▶ **Exercise data**
·····

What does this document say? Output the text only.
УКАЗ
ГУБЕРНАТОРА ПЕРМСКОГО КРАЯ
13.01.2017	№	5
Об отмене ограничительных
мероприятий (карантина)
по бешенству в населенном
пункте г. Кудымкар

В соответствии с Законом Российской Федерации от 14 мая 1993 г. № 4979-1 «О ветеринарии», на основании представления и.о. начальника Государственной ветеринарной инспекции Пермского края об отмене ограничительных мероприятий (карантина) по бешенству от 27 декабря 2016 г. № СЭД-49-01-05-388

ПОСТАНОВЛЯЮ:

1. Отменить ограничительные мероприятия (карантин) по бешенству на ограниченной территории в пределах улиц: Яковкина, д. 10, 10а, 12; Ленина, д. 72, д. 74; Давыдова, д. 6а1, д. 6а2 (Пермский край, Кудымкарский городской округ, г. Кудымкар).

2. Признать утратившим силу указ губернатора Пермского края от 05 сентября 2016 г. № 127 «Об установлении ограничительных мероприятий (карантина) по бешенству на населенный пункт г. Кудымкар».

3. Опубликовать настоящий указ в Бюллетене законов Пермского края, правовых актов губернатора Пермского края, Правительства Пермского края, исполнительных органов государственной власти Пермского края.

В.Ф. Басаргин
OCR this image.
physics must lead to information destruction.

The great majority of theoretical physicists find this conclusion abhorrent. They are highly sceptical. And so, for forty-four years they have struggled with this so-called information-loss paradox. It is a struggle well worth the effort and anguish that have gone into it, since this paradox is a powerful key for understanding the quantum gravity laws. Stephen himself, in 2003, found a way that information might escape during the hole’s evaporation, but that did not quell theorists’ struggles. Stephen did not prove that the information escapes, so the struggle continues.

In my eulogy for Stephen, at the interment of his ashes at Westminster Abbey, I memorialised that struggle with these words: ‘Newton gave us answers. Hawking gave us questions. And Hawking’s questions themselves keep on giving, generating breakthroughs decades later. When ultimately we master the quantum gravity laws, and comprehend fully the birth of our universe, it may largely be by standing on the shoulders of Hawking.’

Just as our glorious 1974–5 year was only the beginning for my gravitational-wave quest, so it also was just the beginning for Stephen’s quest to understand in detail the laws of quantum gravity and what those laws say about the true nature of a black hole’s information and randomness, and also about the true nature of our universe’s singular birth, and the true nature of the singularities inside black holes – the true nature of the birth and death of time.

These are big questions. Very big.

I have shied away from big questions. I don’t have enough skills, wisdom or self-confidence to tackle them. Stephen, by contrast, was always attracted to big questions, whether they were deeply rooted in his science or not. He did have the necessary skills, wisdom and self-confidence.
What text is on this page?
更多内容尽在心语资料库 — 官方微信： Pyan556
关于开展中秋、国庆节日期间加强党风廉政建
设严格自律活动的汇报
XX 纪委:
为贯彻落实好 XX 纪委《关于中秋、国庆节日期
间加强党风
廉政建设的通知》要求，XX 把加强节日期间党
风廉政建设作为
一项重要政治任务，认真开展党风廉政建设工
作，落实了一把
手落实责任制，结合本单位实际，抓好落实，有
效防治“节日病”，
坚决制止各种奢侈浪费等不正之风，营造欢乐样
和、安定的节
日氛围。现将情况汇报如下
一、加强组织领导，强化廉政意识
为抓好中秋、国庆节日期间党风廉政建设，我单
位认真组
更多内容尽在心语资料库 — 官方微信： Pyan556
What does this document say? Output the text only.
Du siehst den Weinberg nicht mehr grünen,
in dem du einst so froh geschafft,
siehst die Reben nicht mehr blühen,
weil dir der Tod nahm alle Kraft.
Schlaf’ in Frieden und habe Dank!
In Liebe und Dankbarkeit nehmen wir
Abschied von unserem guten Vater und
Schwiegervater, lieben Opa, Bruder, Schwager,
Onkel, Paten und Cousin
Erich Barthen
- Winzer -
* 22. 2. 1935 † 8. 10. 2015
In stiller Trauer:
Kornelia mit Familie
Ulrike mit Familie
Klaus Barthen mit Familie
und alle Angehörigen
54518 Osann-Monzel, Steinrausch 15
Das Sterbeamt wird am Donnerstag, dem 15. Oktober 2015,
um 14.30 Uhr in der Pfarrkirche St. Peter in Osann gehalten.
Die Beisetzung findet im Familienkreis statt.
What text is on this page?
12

·····

Take every line from the data that contains the word "nicht".

▶ **Correct response**
Du siehst den Weinberg nicht mehr grünen,
siehst die Reben nicht mehr blühen,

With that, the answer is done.